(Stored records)

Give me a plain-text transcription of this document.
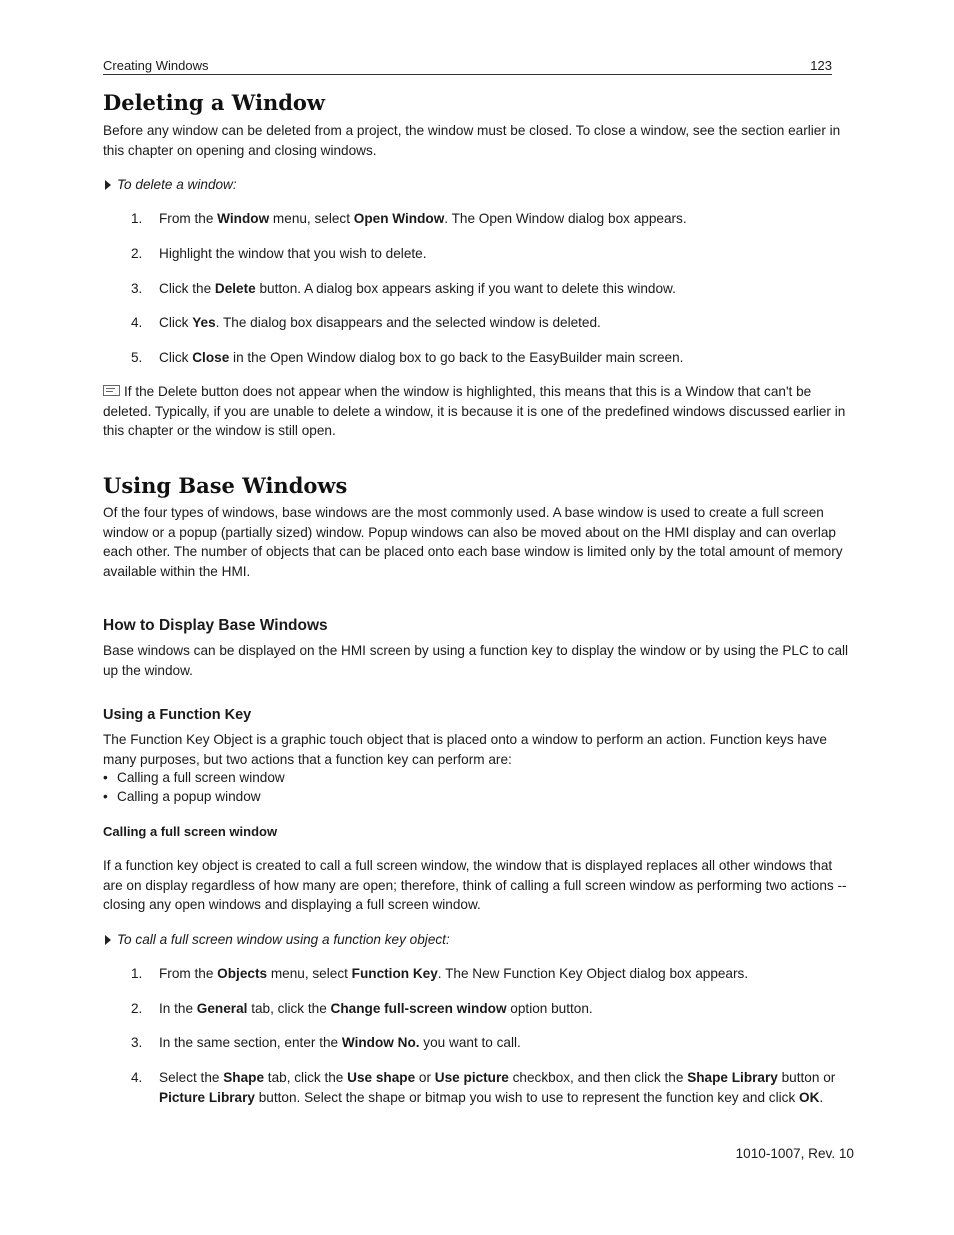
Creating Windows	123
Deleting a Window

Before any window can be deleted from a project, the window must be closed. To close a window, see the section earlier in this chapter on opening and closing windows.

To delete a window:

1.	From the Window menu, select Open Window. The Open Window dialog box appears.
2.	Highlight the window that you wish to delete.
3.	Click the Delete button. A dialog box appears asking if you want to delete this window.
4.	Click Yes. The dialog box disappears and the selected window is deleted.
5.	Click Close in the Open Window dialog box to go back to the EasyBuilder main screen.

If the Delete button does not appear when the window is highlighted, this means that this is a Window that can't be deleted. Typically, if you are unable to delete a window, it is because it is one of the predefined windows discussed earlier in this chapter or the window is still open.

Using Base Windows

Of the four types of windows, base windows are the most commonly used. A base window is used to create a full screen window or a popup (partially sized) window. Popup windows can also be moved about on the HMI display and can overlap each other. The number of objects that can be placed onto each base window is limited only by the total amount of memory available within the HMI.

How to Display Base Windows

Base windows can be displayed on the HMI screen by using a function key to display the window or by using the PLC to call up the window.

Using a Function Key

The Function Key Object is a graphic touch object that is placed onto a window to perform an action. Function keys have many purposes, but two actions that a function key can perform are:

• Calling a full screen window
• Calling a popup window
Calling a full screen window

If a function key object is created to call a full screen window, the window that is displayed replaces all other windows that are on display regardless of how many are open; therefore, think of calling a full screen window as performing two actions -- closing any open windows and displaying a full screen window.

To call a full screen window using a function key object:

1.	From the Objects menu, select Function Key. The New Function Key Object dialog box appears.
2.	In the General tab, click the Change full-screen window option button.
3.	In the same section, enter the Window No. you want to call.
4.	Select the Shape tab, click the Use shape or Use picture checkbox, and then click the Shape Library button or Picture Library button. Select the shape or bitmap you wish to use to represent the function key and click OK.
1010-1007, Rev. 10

• _WHAT IS BEING ASKED_
Search the listing above for the string "placed". Copy every line that contains it.

• _RESPONSE BELOW_
Of the four types of windows, base windows are the most commonly used. A base window is used to create a full screen window or a popup (partially sized) window. Popup windows can also be moved about on the HMI display and can overlap each other. The number of objects that can be placed onto each base window is limited only by the total amount of memory available within the HMI.
The Function Key Object is a graphic touch object that is placed onto a window to perform an action. Function keys have many purposes, but two actions that a function key can perform are:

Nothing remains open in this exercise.